[Stored records]
____

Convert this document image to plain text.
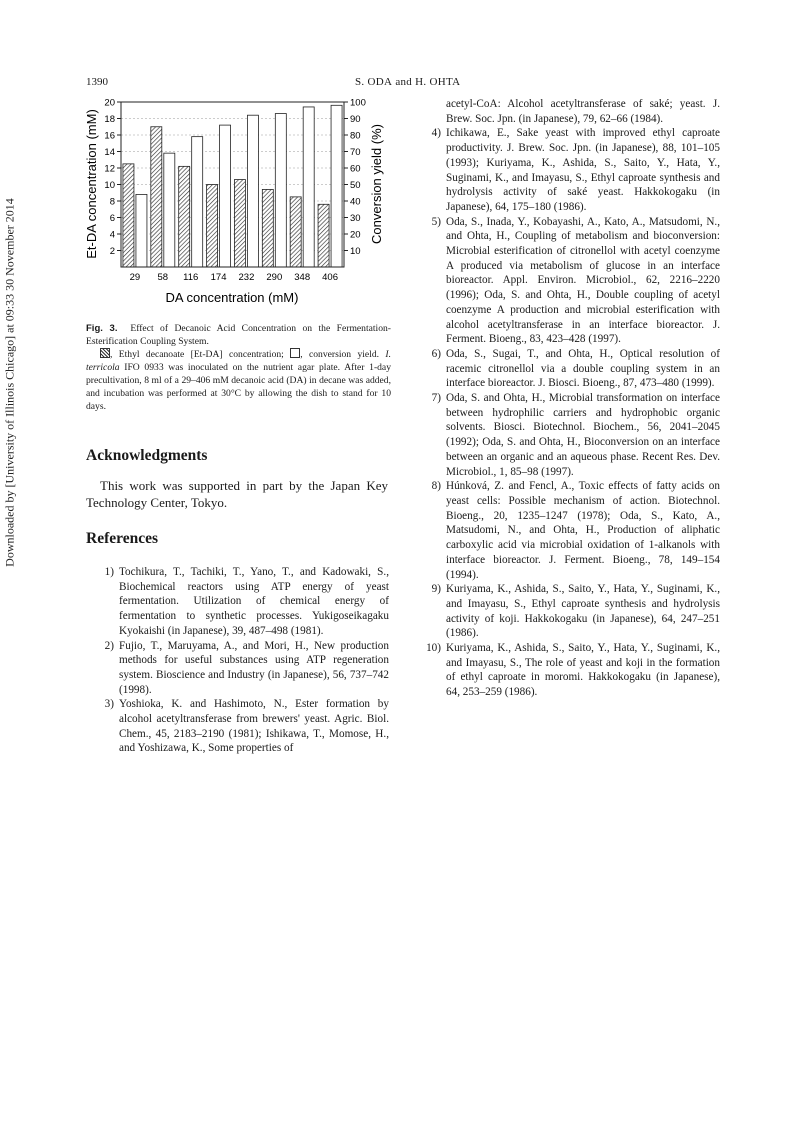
Downloaded by [University of Illinois Chicago] at 09:33 30 November 2014
1390	S. ODA and H. OHTA
2
4
6
8
10
12
14
16
18
20
10
20
30
40
50
60
70
80
90
100
29 58 116 174 232 290 348 406
Et-DA concentration (mM)	Conversion yield (%)
DA concentration (mM)
Fig. 3. Effect of Decanoic Acid Concentration on the Fermentation-Esterification Coupling System.
, Ethyl decanoate [Et-DA] concentration; , conversion yield. I. terricola IFO 0933 was inoculated on the nutrient agar plate. After 1-day precultivation, 8 ml of a 29–406 mM decanoic acid (DA) in decane was added, and incubation was performed at 30°C by allowing the dish to stand for 10 days.
Acknowledgments
This work was supported in part by the Japan Key Technology Center, Tokyo.
References
1) Tochikura, T., Tachiki, T., Yano, T., and Kadowaki, S., Biochemical reactors using ATP energy of yeast fermentation. Utilization of chemical energy of fermentation to synthetic processes. Yukigoseikagaku Kyokaishi (in Japanese), 39, 487–498 (1981).
2) Fujio, T., Maruyama, A., and Mori, H., New production methods for useful substances using ATP regeneration system. Bioscience and Industry (in Japanese), 56, 737–742 (1998).
3) Yoshioka, K. and Hashimoto, N., Ester formation by alcohol acetyltransferase from brewers' yeast. Agric. Biol. Chem., 45, 2183–2190 (1981); Ishikawa, T., Momose, H., and Yoshizawa, K., Some properties of
acetyl-CoA: Alcohol acetyltransferase of saké; yeast. J. Brew. Soc. Jpn. (in Japanese), 79, 62–66 (1984).
4) Ichikawa, E., Sake yeast with improved ethyl caproate productivity. J. Brew. Soc. Jpn. (in Japanese), 88, 101–105 (1993); Kuriyama, K., Ashida, S., Saito, Y., Hata, Y., Suginami, K., and Imayasu, S., Ethyl caproate synthesis and hydrolysis activity of saké yeast. Hakkokogaku (in Japanese), 64, 175–180 (1986).
5) Oda, S., Inada, Y., Kobayashi, A., Kato, A., Matsudomi, N., and Ohta, H., Coupling of metabolism and bioconversion: Microbial esterification of citronellol with acetyl coenzyme A produced via metabolism of glucose in an interface bioreactor. Appl. Environ. Microbiol., 62, 2216–2220 (1996); Oda, S. and Ohta, H., Double coupling of acetyl coenzyme A production and microbial esterification with alcohol acetyltransferase in an interface bioreactor. J. Ferment. Bioeng., 83, 423–428 (1997).
6) Oda, S., Sugai, T., and Ohta, H., Optical resolution of racemic citronellol via a double coupling system in an interface bioreactor. J. Biosci. Bioeng., 87, 473–480 (1999).
7) Oda, S. and Ohta, H., Microbial transformation on interface between hydrophilic carriers and hydrophobic organic solvents. Biosci. Biotechnol. Biochem., 56, 2041–2045 (1992); Oda, S. and Ohta, H., Bioconversion on an interface between an organic and an aqueous phase. Recent Res. Dev. Microbiol., 1, 85–98 (1997).
8) Húnková, Z. and Fencl, A., Toxic effects of fatty acids on yeast cells: Possible mechanism of action. Biotechnol. Bioeng., 20, 1235–1247 (1978); Oda, S., Kato, A., Matsudomi, N., and Ohta, H., Production of aliphatic carboxylic acid via microbial oxidation of 1-alkanols with interface bioreactor. J. Ferment. Bioeng., 78, 149–154 (1994).
9) Kuriyama, K., Ashida, S., Saito, Y., Hata, Y., Suginami, K., and Imayasu, S., Ethyl caproate synthesis and hydrolysis activity of koji. Hakkokogaku (in Japanese), 64, 247–251 (1986).
10) Kuriyama, K., Ashida, S., Saito, Y., Hata, Y., Suginami, K., and Imayasu, S., The role of yeast and koji in the formation of ethyl caproate in moromi. Hakkokogaku (in Japanese), 64, 253–259 (1986).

____

Task directions: Could you set down every record above exactly as written, leaving out the pictures?

Reply to the exercise:
Convert this document image to plain text.
Downloaded by [University of Illinois Chicago] at 09:33 30 November 2014
1390	S. ODA and H. OHTA
2
4
6
8
10
12
14
16
18
20
10
20
30
40
50
60
70
80
90
100
29 58 116 174 232 290 348 406
Et-DA concentration (mM)	Conversion yield (%)
DA concentration (mM)
Fig. 3. Effect of Decanoic Acid Concentration on the Fermentation-Esterification Coupling System.
, Ethyl decanoate [Et-DA] concentration; , conversion yield. I. terricola IFO 0933 was inoculated on the nutrient agar plate. After 1-day precultivation, 8 ml of a 29–406 mM decanoic acid (DA) in decane was added, and incubation was performed at 30°C by allowing the dish to stand for 10 days.
Acknowledgments
This work was supported in part by the Japan Key Technology Center, Tokyo.
References
1) Tochikura, T., Tachiki, T., Yano, T., and Kadowaki, S., Biochemical reactors using ATP energy of yeast fermentation. Utilization of chemical energy of fermentation to synthetic processes. Yukigoseikagaku Kyokaishi (in Japanese), 39, 487–498 (1981).
2) Fujio, T., Maruyama, A., and Mori, H., New production methods for useful substances using ATP regeneration system. Bioscience and Industry (in Japanese), 56, 737–742 (1998).
3) Yoshioka, K. and Hashimoto, N., Ester formation by alcohol acetyltransferase from brewers' yeast. Agric. Biol. Chem., 45, 2183–2190 (1981); Ishikawa, T., Momose, H., and Yoshizawa, K., Some properties of
acetyl-CoA: Alcohol acetyltransferase of saké; yeast. J. Brew. Soc. Jpn. (in Japanese), 79, 62–66 (1984).
4) Ichikawa, E., Sake yeast with improved ethyl caproate productivity. J. Brew. Soc. Jpn. (in Japanese), 88, 101–105 (1993); Kuriyama, K., Ashida, S., Saito, Y., Hata, Y., Suginami, K., and Imayasu, S., Ethyl caproate synthesis and hydrolysis activity of saké yeast. Hakkokogaku (in Japanese), 64, 175–180 (1986).
5) Oda, S., Inada, Y., Kobayashi, A., Kato, A., Matsudomi, N., and Ohta, H., Coupling of metabolism and bioconversion: Microbial esterification of citronellol with acetyl coenzyme A produced via metabolism of glucose in an interface bioreactor. Appl. Environ. Microbiol., 62, 2216–2220 (1996); Oda, S. and Ohta, H., Double coupling of acetyl coenzyme A production and microbial esterification with alcohol acetyltransferase in an interface bioreactor. J. Ferment. Bioeng., 83, 423–428 (1997).
6) Oda, S., Sugai, T., and Ohta, H., Optical resolution of racemic citronellol via a double coupling system in an interface bioreactor. J. Biosci. Bioeng., 87, 473–480 (1999).
7) Oda, S. and Ohta, H., Microbial transformation on interface between hydrophilic carriers and hydrophobic organic solvents. Biosci. Biotechnol. Biochem., 56, 2041–2045 (1992); Oda, S. and Ohta, H., Bioconversion on an interface between an organic and an aqueous phase. Recent Res. Dev. Microbiol., 1, 85–98 (1997).
8) Húnková, Z. and Fencl, A., Toxic effects of fatty acids on yeast cells: Possible mechanism of action. Biotechnol. Bioeng., 20, 1235–1247 (1978); Oda, S., Kato, A., Matsudomi, N., and Ohta, H., Production of aliphatic carboxylic acid via microbial oxidation of 1-alkanols with interface bioreactor. J. Ferment. Bioeng., 78, 149–154 (1994).
9) Kuriyama, K., Ashida, S., Saito, Y., Hata, Y., Suginami, K., and Imayasu, S., Ethyl caproate synthesis and hydrolysis activity of koji. Hakkokogaku (in Japanese), 64, 247–251 (1986).
10) Kuriyama, K., Ashida, S., Saito, Y., Hata, Y., Suginami, K., and Imayasu, S., The role of yeast and koji in the formation of ethyl caproate in moromi. Hakkokogaku (in Japanese), 64, 253–259 (1986).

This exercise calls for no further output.